AIM: Transcribe all the entries word for word, omitting any pictures they contain.

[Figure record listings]
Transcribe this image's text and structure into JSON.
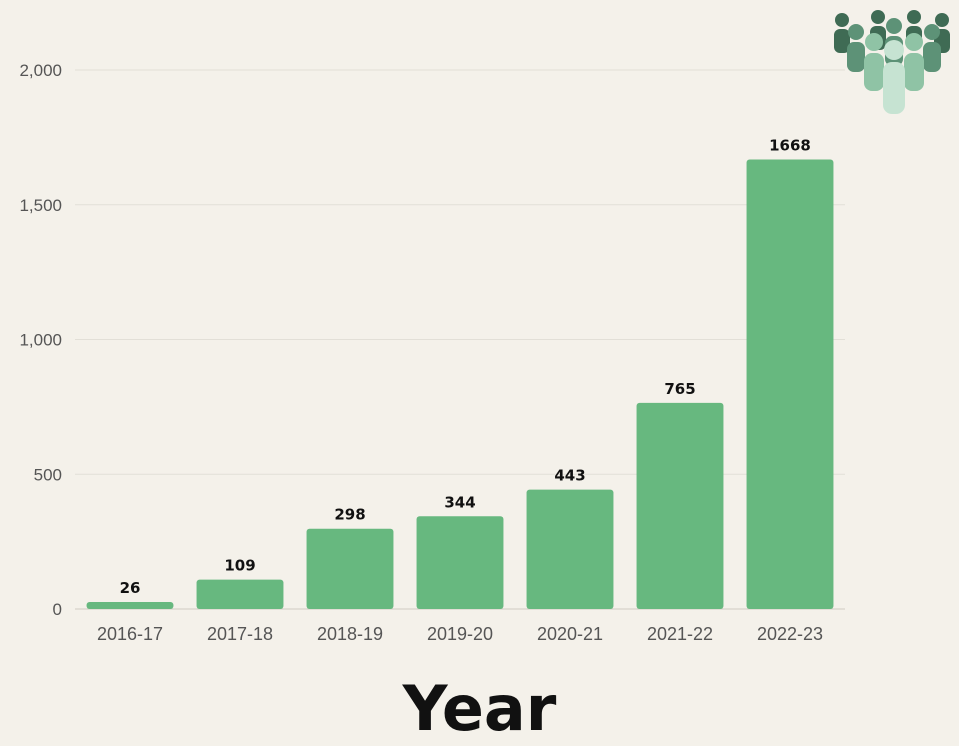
{
  "chart_data": {
    "type": "bar",
    "categories": [
      "2016-17",
      "2017-18",
      "2018-19",
      "2019-20",
      "2020-21",
      "2021-22",
      "2022-23"
    ],
    "values": [
      26,
      109,
      298,
      344,
      443,
      765,
      1668
    ],
    "data_labels": [
      "26",
      "109",
      "298",
      "344",
      "443",
      "765",
      "1668"
    ],
    "xlabel": "Year",
    "ylabel": "",
    "ylim": [
      0,
      2000
    ],
    "yticks": [
      0,
      500,
      1000,
      1500,
      2000
    ],
    "ytick_labels": [
      "0",
      "500",
      "1,000",
      "1,500",
      "2,000"
    ],
    "grid": true,
    "bar_color": "#67b87f"
  },
  "decor": {
    "icon": "people-group-icon",
    "icon_colors": [
      "#3f6b54",
      "#5d9277",
      "#8fc3a5",
      "#c6e3d2"
    ]
  }
}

EXERCISE RESPONSE:
Transcribe this image's text and structure into JSON.
{
  "chart_data": {
    "type": "bar",
    "categories": [
      "2016-17",
      "2017-18",
      "2018-19",
      "2019-20",
      "2020-21",
      "2021-22",
      "2022-23"
    ],
    "values": [
      26,
      109,
      298,
      344,
      443,
      765,
      1668
    ],
    "data_labels": [
      "26",
      "109",
      "298",
      "344",
      "443",
      "765",
      "1668"
    ],
    "xlabel": "Year",
    "ylabel": "",
    "ylim": [
      0,
      2000
    ],
    "yticks": [
      0,
      500,
      1000,
      1500,
      2000
    ],
    "ytick_labels": [
      "0",
      "500",
      "1,000",
      "1,500",
      "2,000"
    ],
    "grid": true,
    "bar_color": "#67b87f"
  },
  "decor": {
    "icon": "people-group-icon",
    "icon_colors": [
      "#3f6b54",
      "#5d9277",
      "#8fc3a5",
      "#c6e3d2"
    ]
  }
}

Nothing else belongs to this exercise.